Records:
· · · · ·

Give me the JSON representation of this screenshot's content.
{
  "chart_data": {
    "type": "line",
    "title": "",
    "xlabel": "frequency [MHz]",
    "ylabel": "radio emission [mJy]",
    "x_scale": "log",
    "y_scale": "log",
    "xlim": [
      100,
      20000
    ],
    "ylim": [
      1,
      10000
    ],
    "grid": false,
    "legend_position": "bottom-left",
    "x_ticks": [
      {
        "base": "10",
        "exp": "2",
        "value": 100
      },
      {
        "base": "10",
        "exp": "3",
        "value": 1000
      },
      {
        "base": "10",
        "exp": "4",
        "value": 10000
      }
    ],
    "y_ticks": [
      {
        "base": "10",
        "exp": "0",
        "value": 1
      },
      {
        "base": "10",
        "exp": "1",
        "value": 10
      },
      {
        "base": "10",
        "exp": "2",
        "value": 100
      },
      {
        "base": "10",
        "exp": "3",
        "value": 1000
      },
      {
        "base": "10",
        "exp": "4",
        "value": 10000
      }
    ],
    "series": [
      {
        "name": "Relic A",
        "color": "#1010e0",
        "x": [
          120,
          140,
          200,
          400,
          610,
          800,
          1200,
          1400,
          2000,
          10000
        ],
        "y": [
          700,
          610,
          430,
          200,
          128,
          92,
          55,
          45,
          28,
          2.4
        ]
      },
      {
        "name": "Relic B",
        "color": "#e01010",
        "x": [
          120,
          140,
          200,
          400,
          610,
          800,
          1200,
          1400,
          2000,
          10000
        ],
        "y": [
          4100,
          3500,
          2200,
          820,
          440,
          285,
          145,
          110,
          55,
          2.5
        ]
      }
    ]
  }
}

· · · · ·

Please set down each line of the records exactly as given.

Give me the JSON representation of this screenshot's content.
{
  "chart_data": {
    "type": "line",
    "title": "",
    "xlabel": "frequency [MHz]",
    "ylabel": "radio emission [mJy]",
    "x_scale": "log",
    "y_scale": "log",
    "xlim": [
      100,
      20000
    ],
    "ylim": [
      1,
      10000
    ],
    "grid": false,
    "legend_position": "bottom-left",
    "x_ticks": [
      {
        "base": "10",
        "exp": "2",
        "value": 100
      },
      {
        "base": "10",
        "exp": "3",
        "value": 1000
      },
      {
        "base": "10",
        "exp": "4",
        "value": 10000
      }
    ],
    "y_ticks": [
      {
        "base": "10",
        "exp": "0",
        "value": 1
      },
      {
        "base": "10",
        "exp": "1",
        "value": 10
      },
      {
        "base": "10",
        "exp": "2",
        "value": 100
      },
      {
        "base": "10",
        "exp": "3",
        "value": 1000
      },
      {
        "base": "10",
        "exp": "4",
        "value": 10000
      }
    ],
    "series": [
      {
        "name": "Relic A",
        "color": "#1010e0",
        "x": [
          120,
          140,
          200,
          400,
          610,
          800,
          1200,
          1400,
          2000,
          10000
        ],
        "y": [
          700,
          610,
          430,
          200,
          128,
          92,
          55,
          45,
          28,
          2.4
        ]
      },
      {
        "name": "Relic B",
        "color": "#e01010",
        "x": [
          120,
          140,
          200,
          400,
          610,
          800,
          1200,
          1400,
          2000,
          10000
        ],
        "y": [
          4100,
          3500,
          2200,
          820,
          440,
          285,
          145,
          110,
          55,
          2.5
        ]
      }
    ]
  }
}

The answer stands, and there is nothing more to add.